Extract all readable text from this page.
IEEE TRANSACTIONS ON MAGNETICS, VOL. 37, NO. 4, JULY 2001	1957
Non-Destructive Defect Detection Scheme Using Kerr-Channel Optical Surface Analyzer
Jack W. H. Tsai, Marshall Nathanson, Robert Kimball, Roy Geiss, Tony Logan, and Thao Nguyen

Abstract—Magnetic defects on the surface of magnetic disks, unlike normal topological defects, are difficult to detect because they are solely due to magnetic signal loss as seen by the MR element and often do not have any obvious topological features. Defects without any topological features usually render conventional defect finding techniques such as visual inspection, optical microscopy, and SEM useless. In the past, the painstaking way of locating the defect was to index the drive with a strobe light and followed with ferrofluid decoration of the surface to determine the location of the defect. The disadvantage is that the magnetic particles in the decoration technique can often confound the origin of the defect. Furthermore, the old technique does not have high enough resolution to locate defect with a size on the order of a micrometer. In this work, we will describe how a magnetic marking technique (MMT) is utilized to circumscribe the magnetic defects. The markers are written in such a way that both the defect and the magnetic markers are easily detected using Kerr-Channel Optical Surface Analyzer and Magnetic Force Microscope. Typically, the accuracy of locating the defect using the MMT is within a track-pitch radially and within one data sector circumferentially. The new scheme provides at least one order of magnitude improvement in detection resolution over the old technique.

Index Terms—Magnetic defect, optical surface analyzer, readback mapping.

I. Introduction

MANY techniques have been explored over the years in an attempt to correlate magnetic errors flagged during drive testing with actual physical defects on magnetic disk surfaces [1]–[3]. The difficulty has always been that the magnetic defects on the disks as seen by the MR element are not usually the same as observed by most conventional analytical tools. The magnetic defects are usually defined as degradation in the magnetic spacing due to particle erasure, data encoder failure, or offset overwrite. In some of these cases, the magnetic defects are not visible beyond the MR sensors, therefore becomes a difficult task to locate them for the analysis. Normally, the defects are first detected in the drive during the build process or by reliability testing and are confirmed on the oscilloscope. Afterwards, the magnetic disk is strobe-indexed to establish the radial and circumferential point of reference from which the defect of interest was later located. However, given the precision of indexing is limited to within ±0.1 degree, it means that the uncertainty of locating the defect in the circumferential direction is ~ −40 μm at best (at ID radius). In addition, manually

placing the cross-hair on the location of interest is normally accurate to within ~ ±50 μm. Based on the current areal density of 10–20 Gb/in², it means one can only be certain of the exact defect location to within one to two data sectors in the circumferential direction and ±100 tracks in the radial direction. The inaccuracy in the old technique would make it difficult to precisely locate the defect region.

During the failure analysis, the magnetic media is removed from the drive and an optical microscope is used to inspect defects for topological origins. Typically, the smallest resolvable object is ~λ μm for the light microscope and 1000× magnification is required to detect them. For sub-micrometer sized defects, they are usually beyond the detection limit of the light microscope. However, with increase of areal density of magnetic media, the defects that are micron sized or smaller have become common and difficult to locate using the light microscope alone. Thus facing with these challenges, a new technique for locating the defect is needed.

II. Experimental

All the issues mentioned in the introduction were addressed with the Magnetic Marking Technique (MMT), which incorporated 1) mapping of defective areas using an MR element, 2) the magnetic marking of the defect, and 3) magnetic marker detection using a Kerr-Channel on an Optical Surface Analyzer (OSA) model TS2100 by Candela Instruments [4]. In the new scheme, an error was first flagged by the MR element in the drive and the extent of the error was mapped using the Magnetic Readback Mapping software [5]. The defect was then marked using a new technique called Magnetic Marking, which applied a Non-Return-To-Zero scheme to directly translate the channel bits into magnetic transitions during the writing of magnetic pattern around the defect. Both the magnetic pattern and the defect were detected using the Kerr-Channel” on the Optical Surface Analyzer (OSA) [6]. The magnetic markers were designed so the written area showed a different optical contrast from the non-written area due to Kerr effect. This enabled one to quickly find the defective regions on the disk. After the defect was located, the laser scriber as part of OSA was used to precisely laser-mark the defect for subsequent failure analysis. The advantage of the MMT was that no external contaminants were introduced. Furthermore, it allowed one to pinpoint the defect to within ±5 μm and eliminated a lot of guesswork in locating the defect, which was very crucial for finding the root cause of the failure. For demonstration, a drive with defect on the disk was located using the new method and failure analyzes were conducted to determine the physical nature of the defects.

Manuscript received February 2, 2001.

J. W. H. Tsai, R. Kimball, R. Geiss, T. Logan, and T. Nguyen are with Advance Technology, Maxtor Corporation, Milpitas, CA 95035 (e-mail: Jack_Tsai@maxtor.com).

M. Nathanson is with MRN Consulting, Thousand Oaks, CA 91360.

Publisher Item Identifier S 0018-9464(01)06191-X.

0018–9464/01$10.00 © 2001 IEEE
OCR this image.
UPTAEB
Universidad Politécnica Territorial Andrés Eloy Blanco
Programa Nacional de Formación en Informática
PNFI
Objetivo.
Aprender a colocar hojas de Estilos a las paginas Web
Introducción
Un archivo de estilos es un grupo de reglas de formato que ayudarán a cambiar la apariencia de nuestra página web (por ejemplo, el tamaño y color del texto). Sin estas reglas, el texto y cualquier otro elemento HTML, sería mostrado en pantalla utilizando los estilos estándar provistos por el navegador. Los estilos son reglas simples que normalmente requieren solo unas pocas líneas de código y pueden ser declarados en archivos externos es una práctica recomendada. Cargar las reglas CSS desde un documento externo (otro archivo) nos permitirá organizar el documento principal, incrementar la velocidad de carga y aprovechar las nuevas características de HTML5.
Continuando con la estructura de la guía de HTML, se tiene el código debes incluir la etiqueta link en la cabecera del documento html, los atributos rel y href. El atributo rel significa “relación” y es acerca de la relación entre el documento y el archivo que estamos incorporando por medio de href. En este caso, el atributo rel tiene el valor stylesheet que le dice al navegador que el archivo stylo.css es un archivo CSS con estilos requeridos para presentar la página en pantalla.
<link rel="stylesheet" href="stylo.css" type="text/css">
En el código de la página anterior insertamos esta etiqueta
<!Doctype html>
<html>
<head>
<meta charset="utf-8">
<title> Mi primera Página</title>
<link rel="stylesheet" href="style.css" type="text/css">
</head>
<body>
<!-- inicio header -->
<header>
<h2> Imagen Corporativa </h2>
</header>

+--

— DIRECTIVE —
Give back the whole listing, word for word.

— ANSWER TO THE PROBLEM —
Extract all readable text from this page.
IEEE TRANSACTIONS ON MAGNETICS, VOL. 37, NO. 4, JULY 2001	1957
Non-Destructive Defect Detection Scheme Using Kerr-Channel Optical Surface Analyzer
Jack W. H. Tsai, Marshall Nathanson, Robert Kimball, Roy Geiss, Tony Logan, and Thao Nguyen

Abstract—Magnetic defects on the surface of magnetic disks, unlike normal topological defects, are difficult to detect because they are solely due to magnetic signal loss as seen by the MR element and often do not have any obvious topological features. Defects without any topological features usually render conventional defect finding techniques such as visual inspection, optical microscopy, and SEM useless. In the past, the painstaking way of locating the defect was to index the drive with a strobe light and followed with ferrofluid decoration of the surface to determine the location of the defect. The disadvantage is that the magnetic particles in the decoration technique can often confound the origin of the defect. Furthermore, the old technique does not have high enough resolution to locate defect with a size on the order of a micrometer. In this work, we will describe how a magnetic marking technique (MMT) is utilized to circumscribe the magnetic defects. The markers are written in such a way that both the defect and the magnetic markers are easily detected using Kerr-Channel Optical Surface Analyzer and Magnetic Force Microscope. Typically, the accuracy of locating the defect using the MMT is within a track-pitch radially and within one data sector circumferentially. The new scheme provides at least one order of magnitude improvement in detection resolution over the old technique.

Index Terms—Magnetic defect, optical surface analyzer, readback mapping.

I. Introduction

MANY techniques have been explored over the years in an attempt to correlate magnetic errors flagged during drive testing with actual physical defects on magnetic disk surfaces [1]–[3]. The difficulty has always been that the magnetic defects on the disks as seen by the MR element are not usually the same as observed by most conventional analytical tools. The magnetic defects are usually defined as degradation in the magnetic spacing due to particle erasure, data encoder failure, or offset overwrite. In some of these cases, the magnetic defects are not visible beyond the MR sensors, therefore becomes a difficult task to locate them for the analysis. Normally, the defects are first detected in the drive during the build process or by reliability testing and are confirmed on the oscilloscope. Afterwards, the magnetic disk is strobe-indexed to establish the radial and circumferential point of reference from which the defect of interest was later located. However, given the precision of indexing is limited to within ±0.1 degree, it means that the uncertainty of locating the defect in the circumferential direction is ~ −40 μm at best (at ID radius). In addition, manually

placing the cross-hair on the location of interest is normally accurate to within ~ ±50 μm. Based on the current areal density of 10–20 Gb/in², it means one can only be certain of the exact defect location to within one to two data sectors in the circumferential direction and ±100 tracks in the radial direction. The inaccuracy in the old technique would make it difficult to precisely locate the defect region.

During the failure analysis, the magnetic media is removed from the drive and an optical microscope is used to inspect defects for topological origins. Typically, the smallest resolvable object is ~λ μm for the light microscope and 1000× magnification is required to detect them. For sub-micrometer sized defects, they are usually beyond the detection limit of the light microscope. However, with increase of areal density of magnetic media, the defects that are micron sized or smaller have become common and difficult to locate using the light microscope alone. Thus facing with these challenges, a new technique for locating the defect is needed.

II. Experimental

All the issues mentioned in the introduction were addressed with the Magnetic Marking Technique (MMT), which incorporated 1) mapping of defective areas using an MR element, 2) the magnetic marking of the defect, and 3) magnetic marker detection using a Kerr-Channel on an Optical Surface Analyzer (OSA) model TS2100 by Candela Instruments [4]. In the new scheme, an error was first flagged by the MR element in the drive and the extent of the error was mapped using the Magnetic Readback Mapping software [5]. The defect was then marked using a new technique called Magnetic Marking, which applied a Non-Return-To-Zero scheme to directly translate the channel bits into magnetic transitions during the writing of magnetic pattern around the defect. Both the magnetic pattern and the defect were detected using the Kerr-Channel” on the Optical Surface Analyzer (OSA) [6]. The magnetic markers were designed so the written area showed a different optical contrast from the non-written area due to Kerr effect. This enabled one to quickly find the defective regions on the disk. After the defect was located, the laser scriber as part of OSA was used to precisely laser-mark the defect for subsequent failure analysis. The advantage of the MMT was that no external contaminants were introduced. Furthermore, it allowed one to pinpoint the defect to within ±5 μm and eliminated a lot of guesswork in locating the defect, which was very crucial for finding the root cause of the failure. For demonstration, a drive with defect on the disk was located using the new method and failure analyzes were conducted to determine the physical nature of the defects.

Manuscript received February 2, 2001.

J. W. H. Tsai, R. Kimball, R. Geiss, T. Logan, and T. Nguyen are with Advance Technology, Maxtor Corporation, Milpitas, CA 95035 (e-mail: Jack_Tsai@maxtor.com).

M. Nathanson is with MRN Consulting, Thousand Oaks, CA 91360.

Publisher Item Identifier S 0018-9464(01)06191-X.

0018–9464/01$10.00 © 2001 IEEE
OCR this image.
UPTAEB
Universidad Politécnica Territorial Andrés Eloy Blanco
Programa Nacional de Formación en Informática
PNFI
Objetivo.
Aprender a colocar hojas de Estilos a las paginas Web
Introducción
Un archivo de estilos es un grupo de reglas de formato que ayudarán a cambiar la apariencia de nuestra página web (por ejemplo, el tamaño y color del texto). Sin estas reglas, el texto y cualquier otro elemento HTML, sería mostrado en pantalla utilizando los estilos estándar provistos por el navegador. Los estilos son reglas simples que normalmente requieren solo unas pocas líneas de código y pueden ser declarados en archivos externos es una práctica recomendada. Cargar las reglas CSS desde un documento externo (otro archivo) nos permitirá organizar el documento principal, incrementar la velocidad de carga y aprovechar las nuevas características de HTML5.
Continuando con la estructura de la guía de HTML, se tiene el código debes incluir la etiqueta link en la cabecera del documento html, los atributos rel y href. El atributo rel significa “relación” y es acerca de la relación entre el documento y el archivo que estamos incorporando por medio de href. En este caso, el atributo rel tiene el valor stylesheet que le dice al navegador que el archivo stylo.css es un archivo CSS con estilos requeridos para presentar la página en pantalla.
<link rel="stylesheet" href="stylo.css" type="text/css">
En el código de la página anterior insertamos esta etiqueta
<!Doctype html>
<html>
<head>
<meta charset="utf-8">
<title> Mi primera Página</title>
<link rel="stylesheet" href="style.css" type="text/css">
</head>
<body>
<!-- inicio header -->
<header>
<h2> Imagen Corporativa </h2>
</header>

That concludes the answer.